> _Recorded data_
++++++++

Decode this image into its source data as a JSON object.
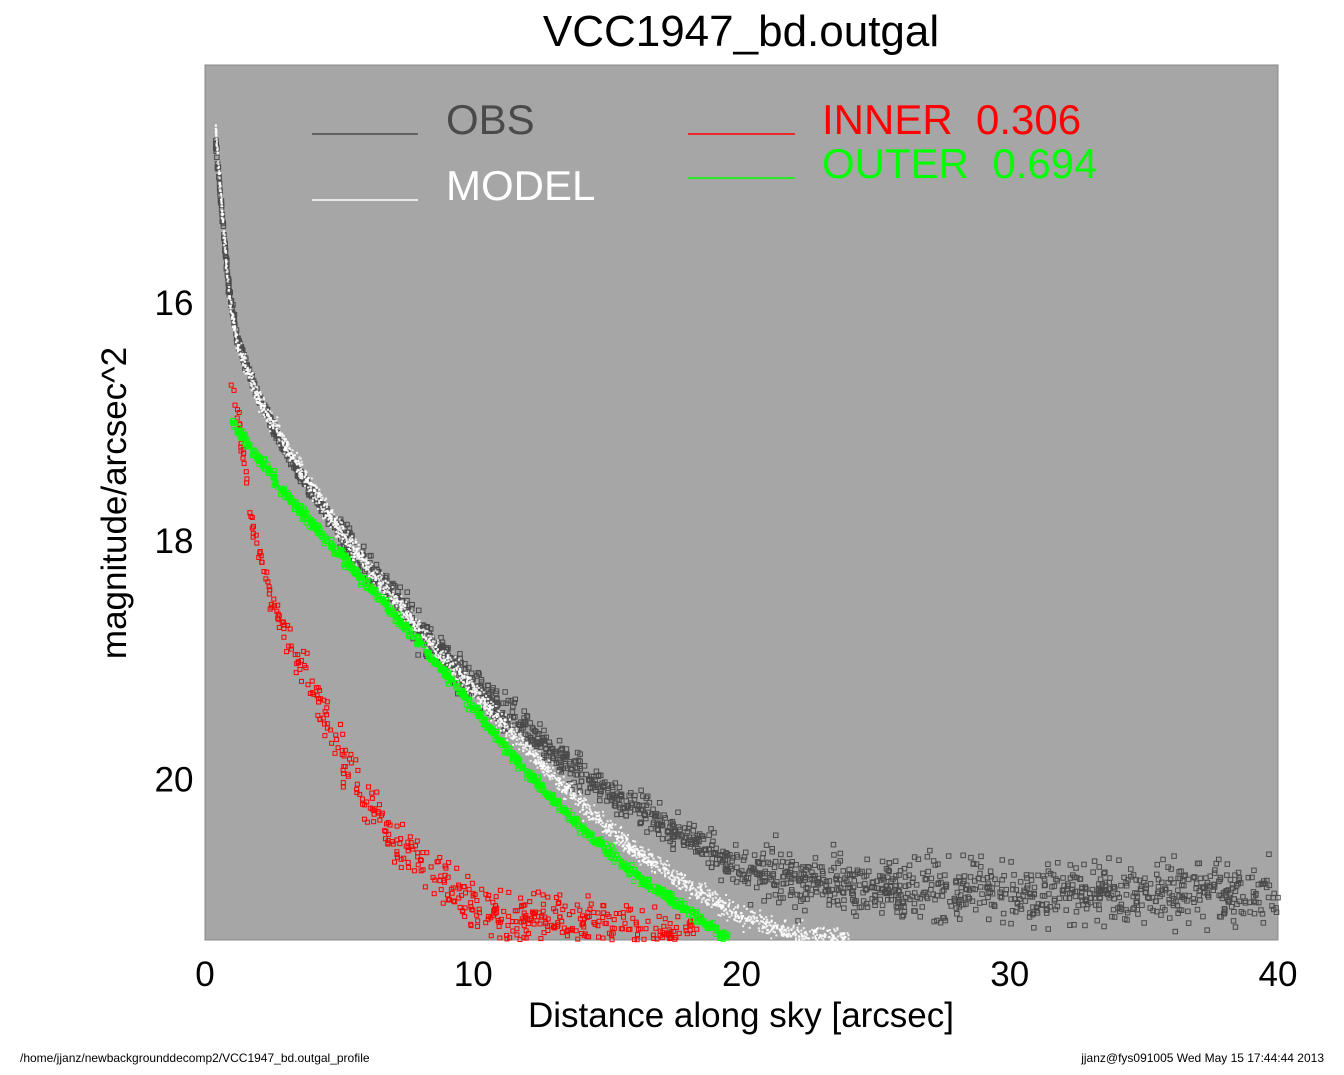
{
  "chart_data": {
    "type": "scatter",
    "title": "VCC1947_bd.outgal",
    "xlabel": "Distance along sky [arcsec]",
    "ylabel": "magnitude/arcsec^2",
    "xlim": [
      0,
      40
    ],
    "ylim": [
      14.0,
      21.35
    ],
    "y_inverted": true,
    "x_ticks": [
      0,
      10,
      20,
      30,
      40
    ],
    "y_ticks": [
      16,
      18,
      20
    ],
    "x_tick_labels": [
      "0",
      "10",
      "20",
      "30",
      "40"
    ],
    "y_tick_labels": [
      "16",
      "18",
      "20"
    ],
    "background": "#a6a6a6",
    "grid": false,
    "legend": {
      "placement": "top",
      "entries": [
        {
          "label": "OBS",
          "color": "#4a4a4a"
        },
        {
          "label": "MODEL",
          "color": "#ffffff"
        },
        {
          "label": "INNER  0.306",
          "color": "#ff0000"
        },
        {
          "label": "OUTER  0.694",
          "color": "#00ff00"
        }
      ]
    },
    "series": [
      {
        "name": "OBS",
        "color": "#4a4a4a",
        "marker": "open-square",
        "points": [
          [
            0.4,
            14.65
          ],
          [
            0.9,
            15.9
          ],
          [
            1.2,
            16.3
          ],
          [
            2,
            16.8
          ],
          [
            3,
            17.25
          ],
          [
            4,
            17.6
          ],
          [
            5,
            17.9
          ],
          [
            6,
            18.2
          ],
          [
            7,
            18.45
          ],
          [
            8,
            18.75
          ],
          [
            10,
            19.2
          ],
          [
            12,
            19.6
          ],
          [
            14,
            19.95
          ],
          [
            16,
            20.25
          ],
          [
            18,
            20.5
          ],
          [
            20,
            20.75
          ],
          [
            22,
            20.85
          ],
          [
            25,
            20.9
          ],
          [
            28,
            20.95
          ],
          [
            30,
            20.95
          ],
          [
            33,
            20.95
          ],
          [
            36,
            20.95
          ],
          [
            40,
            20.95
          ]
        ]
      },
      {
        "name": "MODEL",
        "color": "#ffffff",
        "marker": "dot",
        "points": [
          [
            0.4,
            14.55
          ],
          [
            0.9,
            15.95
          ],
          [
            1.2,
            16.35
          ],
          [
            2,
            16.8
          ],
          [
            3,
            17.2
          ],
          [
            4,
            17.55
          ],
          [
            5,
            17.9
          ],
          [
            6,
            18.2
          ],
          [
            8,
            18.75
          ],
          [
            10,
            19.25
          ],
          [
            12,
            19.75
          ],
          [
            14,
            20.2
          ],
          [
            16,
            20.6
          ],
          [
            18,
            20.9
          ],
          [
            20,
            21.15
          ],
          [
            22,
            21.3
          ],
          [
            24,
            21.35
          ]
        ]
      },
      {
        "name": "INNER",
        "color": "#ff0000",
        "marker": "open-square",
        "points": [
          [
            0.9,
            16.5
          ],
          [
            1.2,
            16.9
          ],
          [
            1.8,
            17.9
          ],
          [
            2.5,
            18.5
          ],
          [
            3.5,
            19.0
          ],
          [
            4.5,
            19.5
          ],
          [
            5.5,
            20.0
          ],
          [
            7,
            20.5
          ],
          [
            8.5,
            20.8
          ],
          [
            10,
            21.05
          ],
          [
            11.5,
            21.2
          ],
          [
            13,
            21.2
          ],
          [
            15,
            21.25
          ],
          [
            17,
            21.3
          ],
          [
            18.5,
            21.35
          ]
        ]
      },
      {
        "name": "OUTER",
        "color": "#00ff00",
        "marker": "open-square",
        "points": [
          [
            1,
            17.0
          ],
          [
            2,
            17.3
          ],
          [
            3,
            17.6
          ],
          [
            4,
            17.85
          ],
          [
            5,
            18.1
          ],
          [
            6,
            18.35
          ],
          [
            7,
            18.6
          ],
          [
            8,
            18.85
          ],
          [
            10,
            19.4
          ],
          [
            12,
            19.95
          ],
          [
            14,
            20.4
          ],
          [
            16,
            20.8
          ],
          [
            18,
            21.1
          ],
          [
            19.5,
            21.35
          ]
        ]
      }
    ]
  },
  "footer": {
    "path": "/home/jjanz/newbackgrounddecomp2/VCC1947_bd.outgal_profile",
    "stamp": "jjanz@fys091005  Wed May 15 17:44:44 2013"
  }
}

++++++++

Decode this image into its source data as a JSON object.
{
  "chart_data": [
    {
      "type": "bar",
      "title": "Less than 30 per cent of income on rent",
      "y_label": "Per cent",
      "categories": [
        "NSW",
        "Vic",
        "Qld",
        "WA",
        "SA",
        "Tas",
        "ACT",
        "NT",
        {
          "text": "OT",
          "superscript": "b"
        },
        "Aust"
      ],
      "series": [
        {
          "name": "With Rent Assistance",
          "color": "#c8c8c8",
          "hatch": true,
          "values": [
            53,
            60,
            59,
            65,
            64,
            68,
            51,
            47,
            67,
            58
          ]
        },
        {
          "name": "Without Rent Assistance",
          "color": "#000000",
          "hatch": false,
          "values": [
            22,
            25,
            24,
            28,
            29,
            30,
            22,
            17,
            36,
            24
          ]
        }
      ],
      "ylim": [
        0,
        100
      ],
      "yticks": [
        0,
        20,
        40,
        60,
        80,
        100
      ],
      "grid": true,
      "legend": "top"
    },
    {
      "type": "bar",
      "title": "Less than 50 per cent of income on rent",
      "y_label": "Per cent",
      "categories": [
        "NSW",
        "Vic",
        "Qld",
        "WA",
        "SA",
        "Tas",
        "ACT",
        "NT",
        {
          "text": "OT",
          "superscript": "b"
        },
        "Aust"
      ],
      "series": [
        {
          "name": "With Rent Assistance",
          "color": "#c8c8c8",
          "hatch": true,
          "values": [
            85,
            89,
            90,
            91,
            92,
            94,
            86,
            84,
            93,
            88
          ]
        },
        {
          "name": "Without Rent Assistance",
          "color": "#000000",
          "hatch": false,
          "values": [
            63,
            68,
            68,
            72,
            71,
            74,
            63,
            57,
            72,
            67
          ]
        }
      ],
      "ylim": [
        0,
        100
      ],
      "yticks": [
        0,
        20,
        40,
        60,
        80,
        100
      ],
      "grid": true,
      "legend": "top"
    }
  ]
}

++++++++

> _Exercise aim_
Tally how many lines of the records hold the word "jjanz". Answer with the number only.

> _Written response_
2